SUPPLIED MATERIAL:

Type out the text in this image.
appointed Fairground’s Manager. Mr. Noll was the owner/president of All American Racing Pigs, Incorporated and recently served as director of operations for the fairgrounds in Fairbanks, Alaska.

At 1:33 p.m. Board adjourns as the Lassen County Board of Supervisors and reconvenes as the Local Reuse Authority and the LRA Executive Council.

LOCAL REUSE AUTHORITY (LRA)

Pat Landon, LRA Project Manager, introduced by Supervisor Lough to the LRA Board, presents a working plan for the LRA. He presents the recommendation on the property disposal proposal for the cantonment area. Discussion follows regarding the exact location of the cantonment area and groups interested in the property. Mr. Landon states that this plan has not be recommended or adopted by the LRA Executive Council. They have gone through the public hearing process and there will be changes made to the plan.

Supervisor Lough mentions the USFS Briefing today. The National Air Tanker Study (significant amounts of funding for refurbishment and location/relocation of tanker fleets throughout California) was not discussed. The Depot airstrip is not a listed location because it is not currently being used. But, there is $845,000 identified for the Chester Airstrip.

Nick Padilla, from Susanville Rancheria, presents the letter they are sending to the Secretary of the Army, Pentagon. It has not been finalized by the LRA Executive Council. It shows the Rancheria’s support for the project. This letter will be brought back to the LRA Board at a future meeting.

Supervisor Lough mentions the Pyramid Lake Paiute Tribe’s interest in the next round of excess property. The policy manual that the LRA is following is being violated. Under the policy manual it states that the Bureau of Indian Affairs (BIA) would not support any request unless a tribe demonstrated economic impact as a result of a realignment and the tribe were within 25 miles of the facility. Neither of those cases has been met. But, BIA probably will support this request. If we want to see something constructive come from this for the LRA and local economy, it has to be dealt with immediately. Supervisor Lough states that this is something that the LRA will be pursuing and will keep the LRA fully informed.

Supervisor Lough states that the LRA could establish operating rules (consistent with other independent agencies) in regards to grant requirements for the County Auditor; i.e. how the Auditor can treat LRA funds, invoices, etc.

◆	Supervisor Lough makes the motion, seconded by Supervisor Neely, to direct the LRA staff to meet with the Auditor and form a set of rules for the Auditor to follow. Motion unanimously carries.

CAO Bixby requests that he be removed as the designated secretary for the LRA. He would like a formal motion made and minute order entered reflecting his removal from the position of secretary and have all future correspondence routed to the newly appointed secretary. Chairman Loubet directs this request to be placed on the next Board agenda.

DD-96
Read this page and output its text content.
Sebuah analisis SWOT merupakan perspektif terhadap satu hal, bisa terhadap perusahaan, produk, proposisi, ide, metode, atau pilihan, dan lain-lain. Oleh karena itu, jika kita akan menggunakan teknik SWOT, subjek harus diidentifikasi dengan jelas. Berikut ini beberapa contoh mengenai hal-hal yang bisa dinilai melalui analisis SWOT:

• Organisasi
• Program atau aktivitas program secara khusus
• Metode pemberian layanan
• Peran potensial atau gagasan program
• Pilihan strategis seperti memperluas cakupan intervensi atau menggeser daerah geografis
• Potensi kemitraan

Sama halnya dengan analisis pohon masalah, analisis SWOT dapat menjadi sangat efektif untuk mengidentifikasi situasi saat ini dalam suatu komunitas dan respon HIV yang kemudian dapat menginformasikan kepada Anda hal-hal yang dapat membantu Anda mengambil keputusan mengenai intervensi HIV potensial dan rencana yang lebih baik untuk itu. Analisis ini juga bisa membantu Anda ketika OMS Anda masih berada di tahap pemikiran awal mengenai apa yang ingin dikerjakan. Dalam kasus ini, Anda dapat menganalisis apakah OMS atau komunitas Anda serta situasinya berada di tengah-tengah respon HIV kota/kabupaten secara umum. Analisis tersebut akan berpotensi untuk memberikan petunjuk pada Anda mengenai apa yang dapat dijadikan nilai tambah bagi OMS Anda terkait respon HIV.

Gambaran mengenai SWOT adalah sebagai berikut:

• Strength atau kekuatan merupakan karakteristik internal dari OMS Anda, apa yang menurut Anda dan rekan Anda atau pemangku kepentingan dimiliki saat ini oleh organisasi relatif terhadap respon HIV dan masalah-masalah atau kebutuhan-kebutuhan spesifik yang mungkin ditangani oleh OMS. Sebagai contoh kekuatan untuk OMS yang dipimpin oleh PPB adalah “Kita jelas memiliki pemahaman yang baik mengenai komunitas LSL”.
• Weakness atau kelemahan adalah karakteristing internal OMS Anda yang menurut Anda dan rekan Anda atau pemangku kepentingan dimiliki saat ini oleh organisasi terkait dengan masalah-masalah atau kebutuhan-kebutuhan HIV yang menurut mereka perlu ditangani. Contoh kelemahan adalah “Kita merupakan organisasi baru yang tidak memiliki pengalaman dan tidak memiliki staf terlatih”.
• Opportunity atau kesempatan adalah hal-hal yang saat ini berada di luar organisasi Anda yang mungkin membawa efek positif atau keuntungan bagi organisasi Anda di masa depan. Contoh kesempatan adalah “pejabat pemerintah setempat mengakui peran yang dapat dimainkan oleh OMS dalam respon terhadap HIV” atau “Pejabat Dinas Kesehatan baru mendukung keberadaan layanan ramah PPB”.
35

REQUEST: Take every line containing the word "program" and copy it.

WRITTEN RESPONSE:
• Program atau aktivitas program secara khusus
• Peran potensial atau gagasan program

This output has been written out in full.